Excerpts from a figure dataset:
*** Begin section ***

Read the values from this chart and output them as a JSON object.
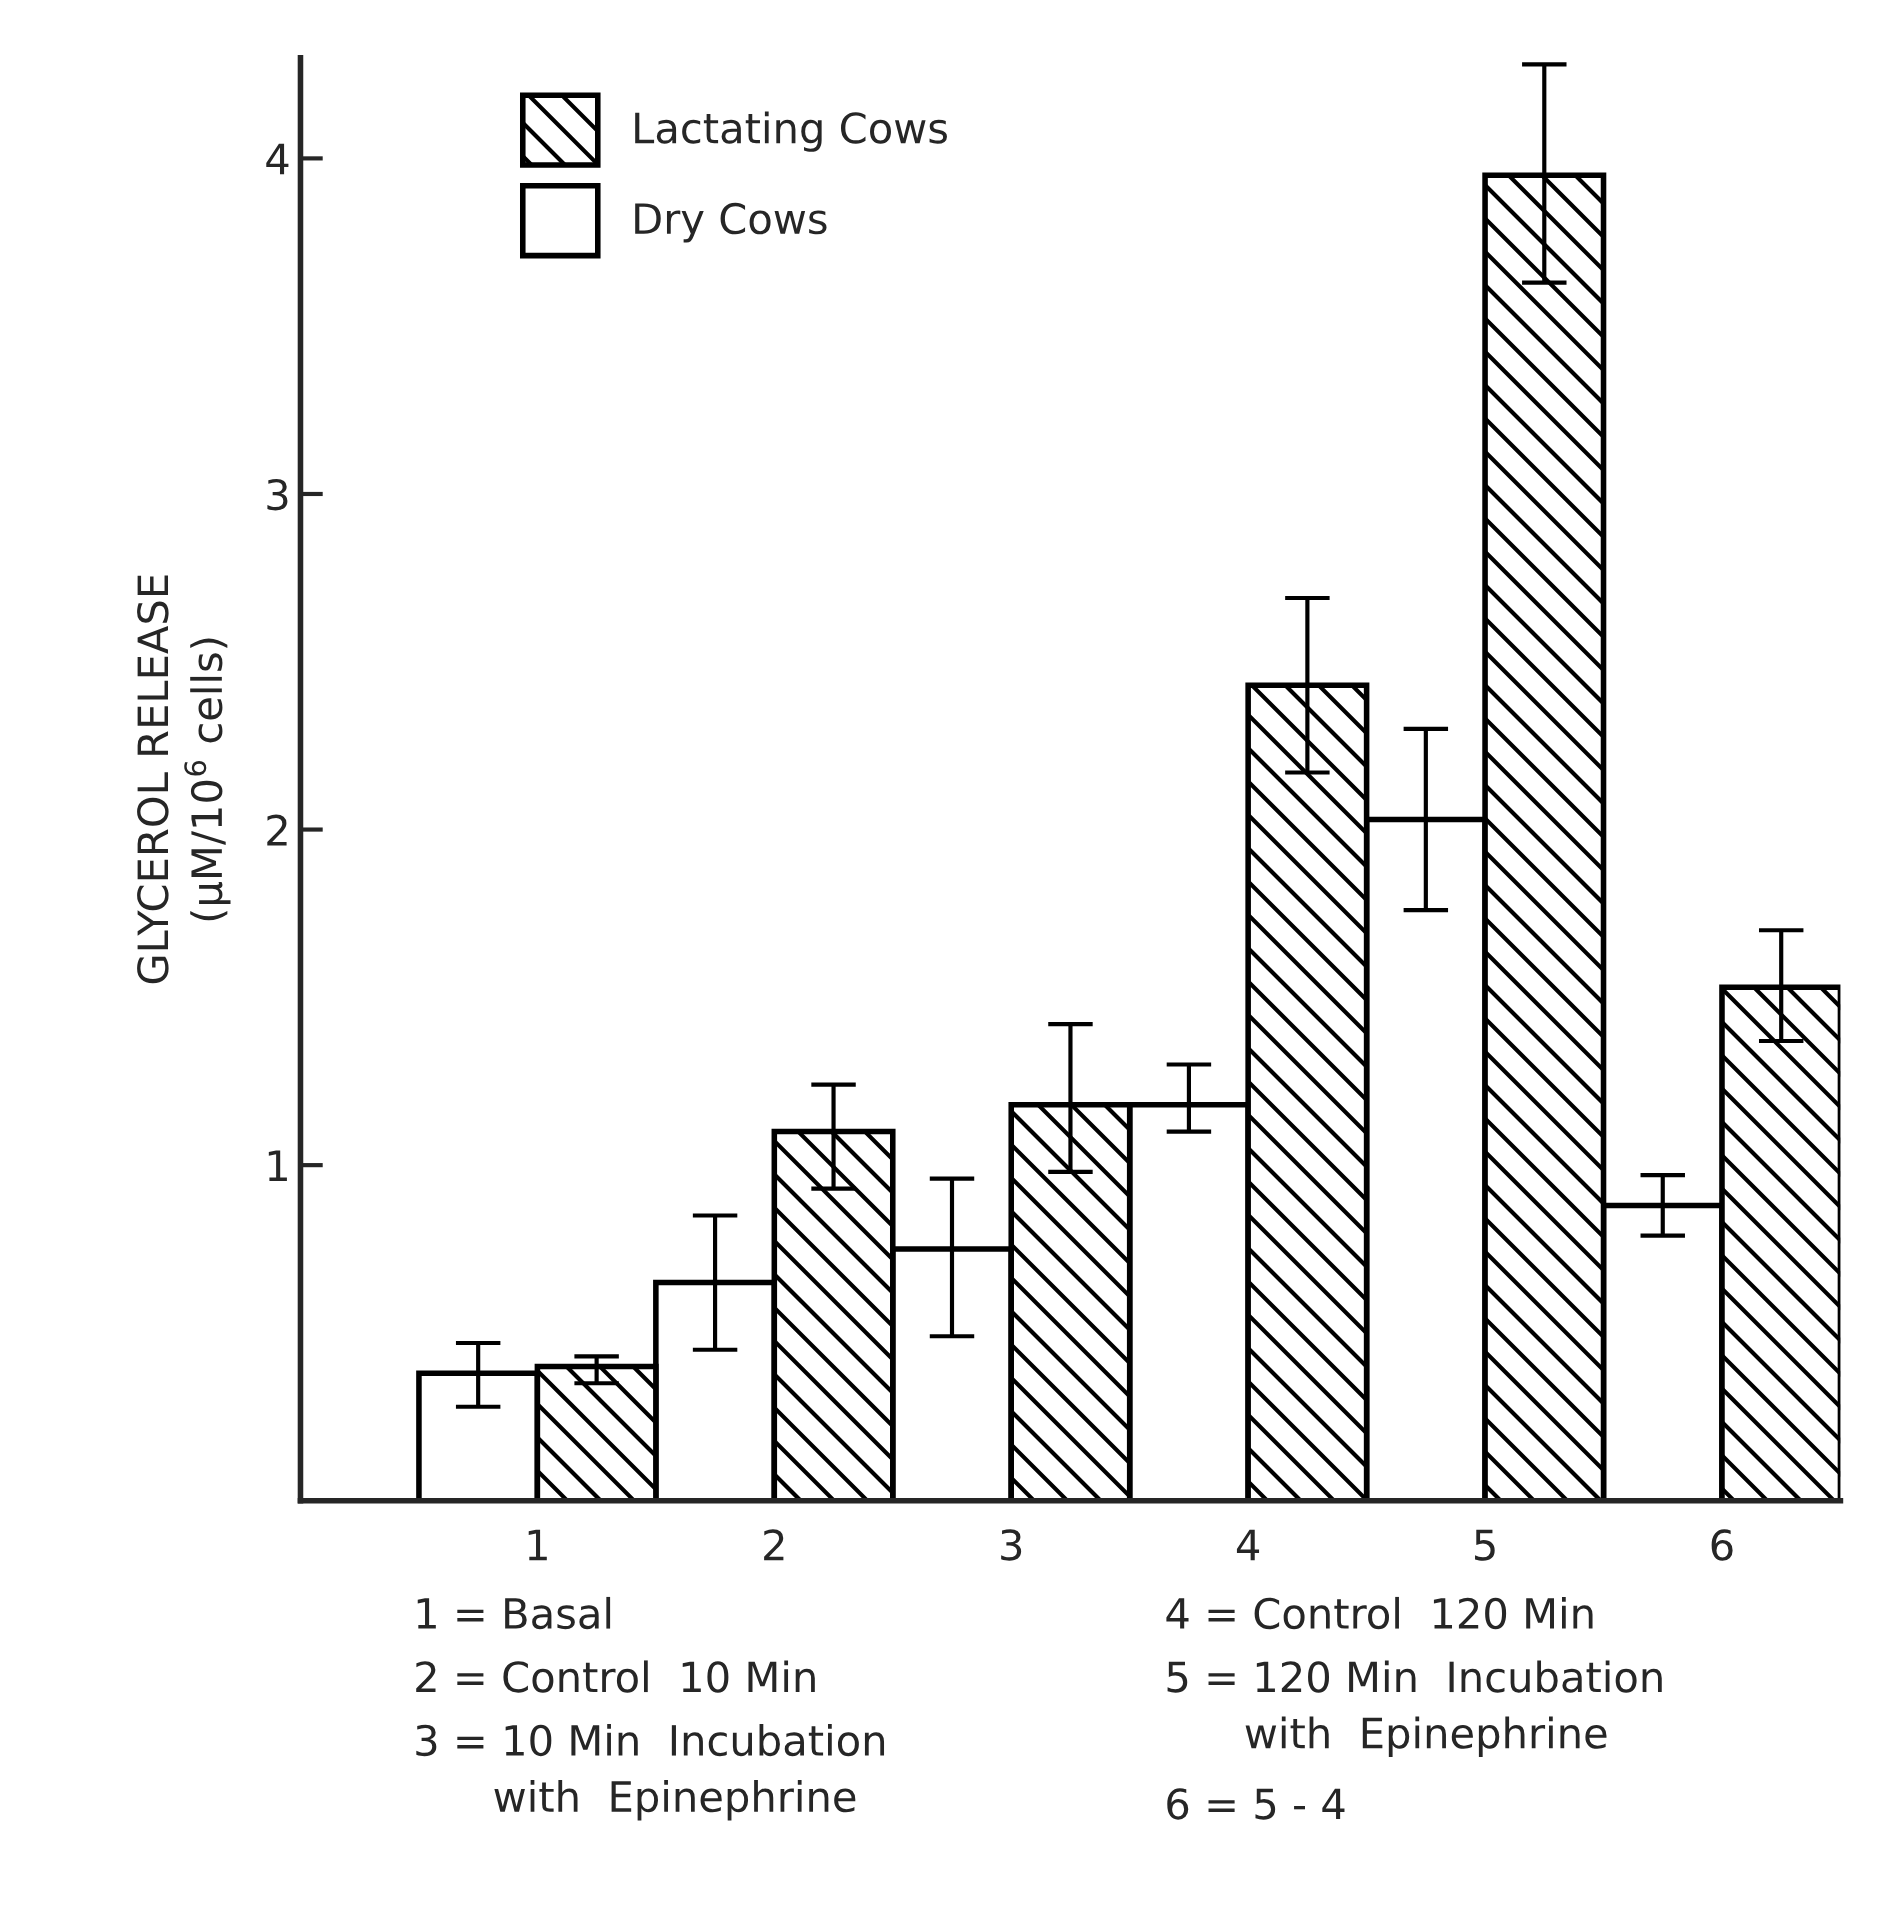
{
  "chart_data": {
    "type": "bar",
    "ylabel": "GLYCEROL RELEASE\n(μM/10$^{6}$ cells)",
    "categories": [
      "1",
      "2",
      "3",
      "4",
      "5",
      "6"
    ],
    "series": [
      {
        "name": "Dry Cows",
        "color": "#ffffff",
        "values": [
          0.38,
          0.65,
          0.75,
          1.18,
          2.03,
          0.88
        ],
        "errors": [
          [
            0.28,
            0.47
          ],
          [
            0.45,
            0.85
          ],
          [
            0.49,
            0.96
          ],
          [
            1.1,
            1.3
          ],
          [
            1.76,
            2.3
          ],
          [
            0.79,
            0.97
          ]
        ]
      },
      {
        "name": "Lactating Cows",
        "color": "#000000",
        "values": [
          0.4,
          1.1,
          1.18,
          2.43,
          3.95,
          1.53
        ],
        "errors": [
          [
            0.35,
            0.43
          ],
          [
            0.93,
            1.24
          ],
          [
            0.98,
            1.42
          ],
          [
            2.17,
            2.69
          ],
          [
            3.63,
            4.28
          ],
          [
            1.37,
            1.7
          ]
        ]
      }
    ],
    "ylim": [
      0,
      4.3
    ],
    "yticks": [
      1,
      2,
      3,
      4
    ],
    "legend": "top left",
    "grid": false,
    "annotations": [
      "1 = Basal",
      "2 = Control  10 Min",
      "3 = 10 Min  Incubation\n      with  Epinephrine",
      "4 = Control  120 Min",
      "5 = 120 Min  Incubation\n      with  Epinephrine",
      "6 = 5 - 4"
    ]
  }
}
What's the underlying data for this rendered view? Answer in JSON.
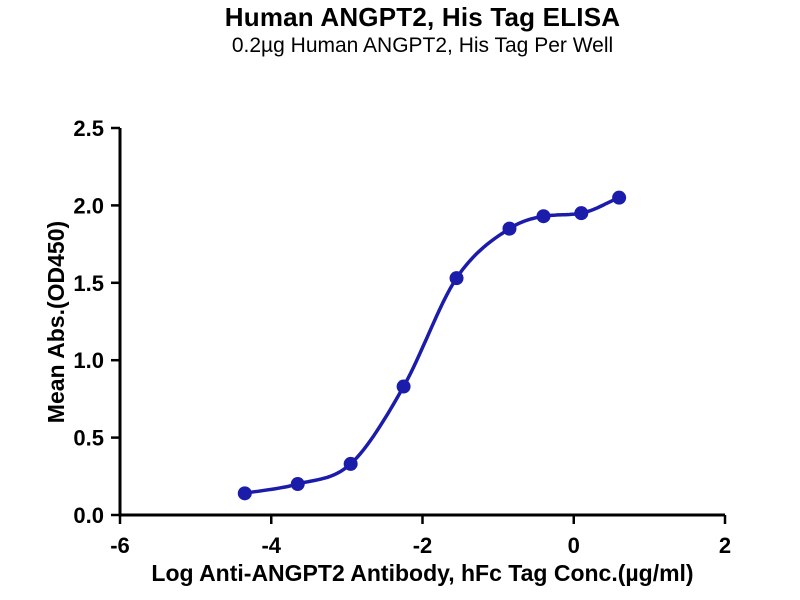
{
  "chart_data": {
    "type": "scatter",
    "title": "Human ANGPT2, His Tag ELISA",
    "subtitle": "0.2µg Human ANGPT2, His Tag Per Well",
    "xlabel": "Log Anti-ANGPT2 Antibody, hFc Tag Conc.(µg/ml)",
    "ylabel": "Mean Abs.(OD450)",
    "xlim": [
      -6,
      2
    ],
    "ylim": [
      0,
      2.5
    ],
    "xticks": [
      {
        "value": -6,
        "label": "-6"
      },
      {
        "value": -4,
        "label": "-4"
      },
      {
        "value": -2,
        "label": "-2"
      },
      {
        "value": 0,
        "label": "0"
      },
      {
        "value": 2,
        "label": "2"
      }
    ],
    "yticks": [
      {
        "value": 0.0,
        "label": "0.0"
      },
      {
        "value": 0.5,
        "label": "0.5"
      },
      {
        "value": 1.0,
        "label": "1.0"
      },
      {
        "value": 1.5,
        "label": "1.5"
      },
      {
        "value": 2.0,
        "label": "2.0"
      },
      {
        "value": 2.5,
        "label": "2.5"
      }
    ],
    "grid": false,
    "legend": null,
    "curve": "sigmoidal dose-response fit through points",
    "series": [
      {
        "color": "#1c1cab",
        "marker": "circle",
        "points": [
          {
            "x": -4.35,
            "y": 0.14
          },
          {
            "x": -3.65,
            "y": 0.2
          },
          {
            "x": -2.95,
            "y": 0.33
          },
          {
            "x": -2.25,
            "y": 0.83
          },
          {
            "x": -1.55,
            "y": 1.53
          },
          {
            "x": -0.85,
            "y": 1.85
          },
          {
            "x": -0.4,
            "y": 1.93
          },
          {
            "x": 0.1,
            "y": 1.95
          },
          {
            "x": 0.6,
            "y": 2.05
          }
        ]
      }
    ]
  }
}
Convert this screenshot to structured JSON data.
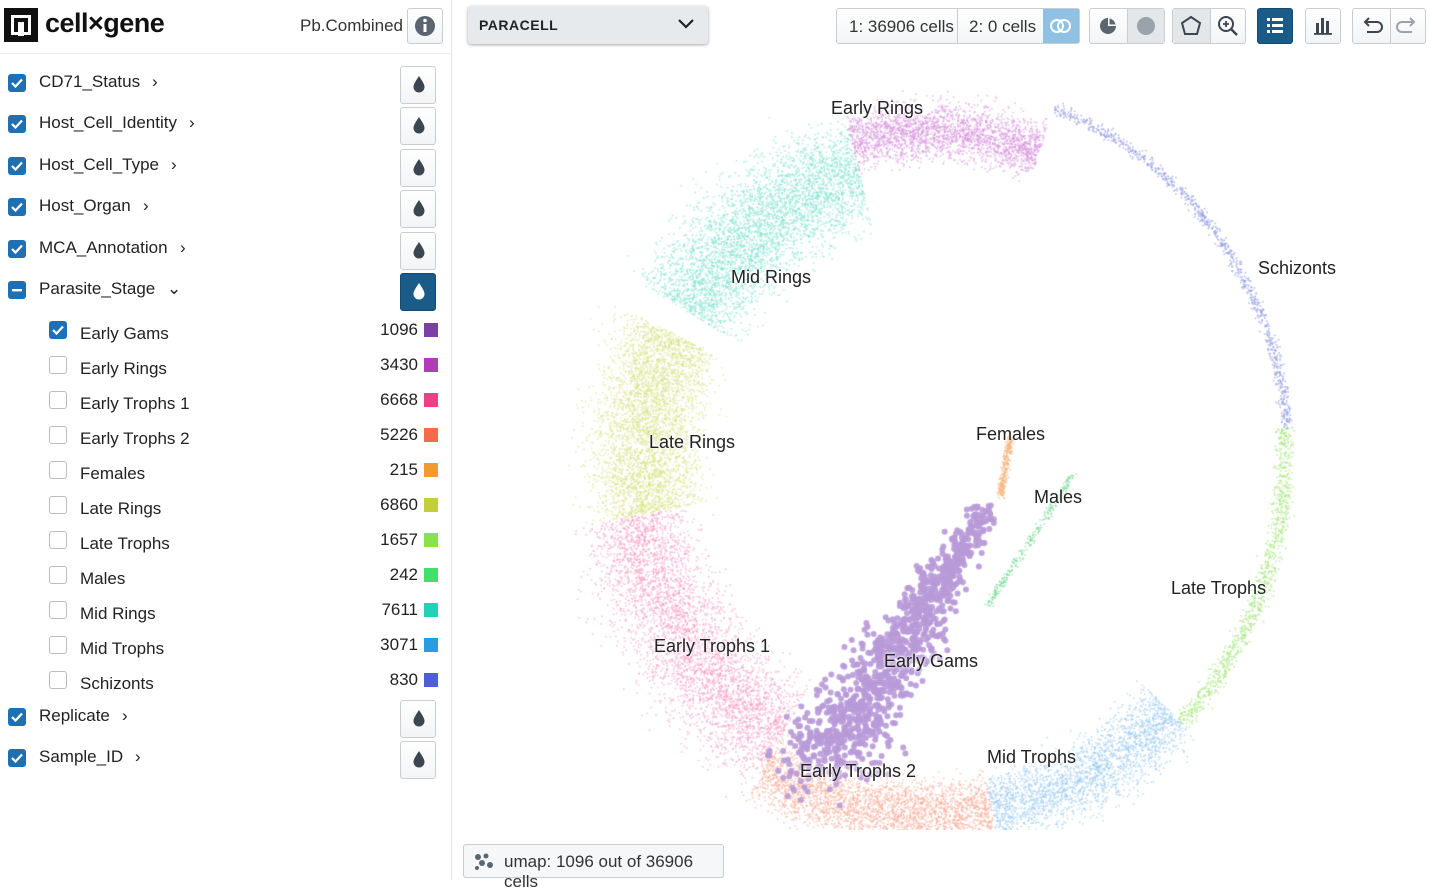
{
  "app": {
    "logo_text": "cell×gene",
    "dataset_name": "Pb.Combined"
  },
  "categories": [
    {
      "label": "CD71_Status",
      "checked": "checked",
      "chevron": "›"
    },
    {
      "label": "Host_Cell_Identity",
      "checked": "checked",
      "chevron": "›"
    },
    {
      "label": "Host_Cell_Type",
      "checked": "checked",
      "chevron": "›"
    },
    {
      "label": "Host_Organ",
      "checked": "checked",
      "chevron": "›"
    },
    {
      "label": "MCA_Annotation",
      "checked": "checked",
      "chevron": "›"
    },
    {
      "label": "Parasite_Stage",
      "checked": "indeterminate",
      "chevron": "⌄",
      "color_active": true
    },
    {
      "label": "Replicate",
      "checked": "checked",
      "chevron": "›"
    },
    {
      "label": "Sample_ID",
      "checked": "checked",
      "chevron": "›"
    }
  ],
  "parasite_stage_values": [
    {
      "label": "Early Gams",
      "count": "1096",
      "color": "#7b3fa8",
      "checked": true
    },
    {
      "label": "Early Rings",
      "count": "3430",
      "color": "#b13cb8",
      "checked": false
    },
    {
      "label": "Early Trophs 1",
      "count": "6668",
      "color": "#ef3f86",
      "checked": false
    },
    {
      "label": "Early Trophs 2",
      "count": "5226",
      "color": "#f46a4a",
      "checked": false
    },
    {
      "label": "Females",
      "count": "215",
      "color": "#f29a2e",
      "checked": false
    },
    {
      "label": "Late Rings",
      "count": "6860",
      "color": "#c3cf3a",
      "checked": false
    },
    {
      "label": "Late Trophs",
      "count": "1657",
      "color": "#8be04d",
      "checked": false
    },
    {
      "label": "Males",
      "count": "242",
      "color": "#3fe06d",
      "checked": false
    },
    {
      "label": "Mid Rings",
      "count": "7611",
      "color": "#22d1b8",
      "checked": false
    },
    {
      "label": "Mid Trophs",
      "count": "3071",
      "color": "#2a9ce0",
      "checked": false
    },
    {
      "label": "Schizonts",
      "count": "830",
      "color": "#4e5ed8",
      "checked": false
    }
  ],
  "toolbar": {
    "embedding_dropdown": "PARACELL",
    "set1_label": "1: 36906 cells",
    "set2_label": "2: 0 cells"
  },
  "plot_labels": [
    "Early Rings",
    "Mid Rings",
    "Schizonts",
    "Late Rings",
    "Females",
    "Males",
    "Late Trophs",
    "Early Trophs 1",
    "Early Gams",
    "Mid Trophs",
    "Early Trophs 2"
  ],
  "footer": {
    "text": "umap: 1096 out of 36906 cells"
  },
  "colors": {
    "accent": "#1f6fb3",
    "active_button": "#1b5b88",
    "selected_cells": "#b89ad8"
  }
}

*** End section ***

PROBLEM REQUIREMENTS
The expected result is a copy of each line in the records where "Epinephrine" appears.

SOLUTION TO THIS EXERCISE
      "3 = 10 Min  Incubation\n      with  Epinephrine",
      "5 = 120 Min  Incubation\n      with  Epinephrine",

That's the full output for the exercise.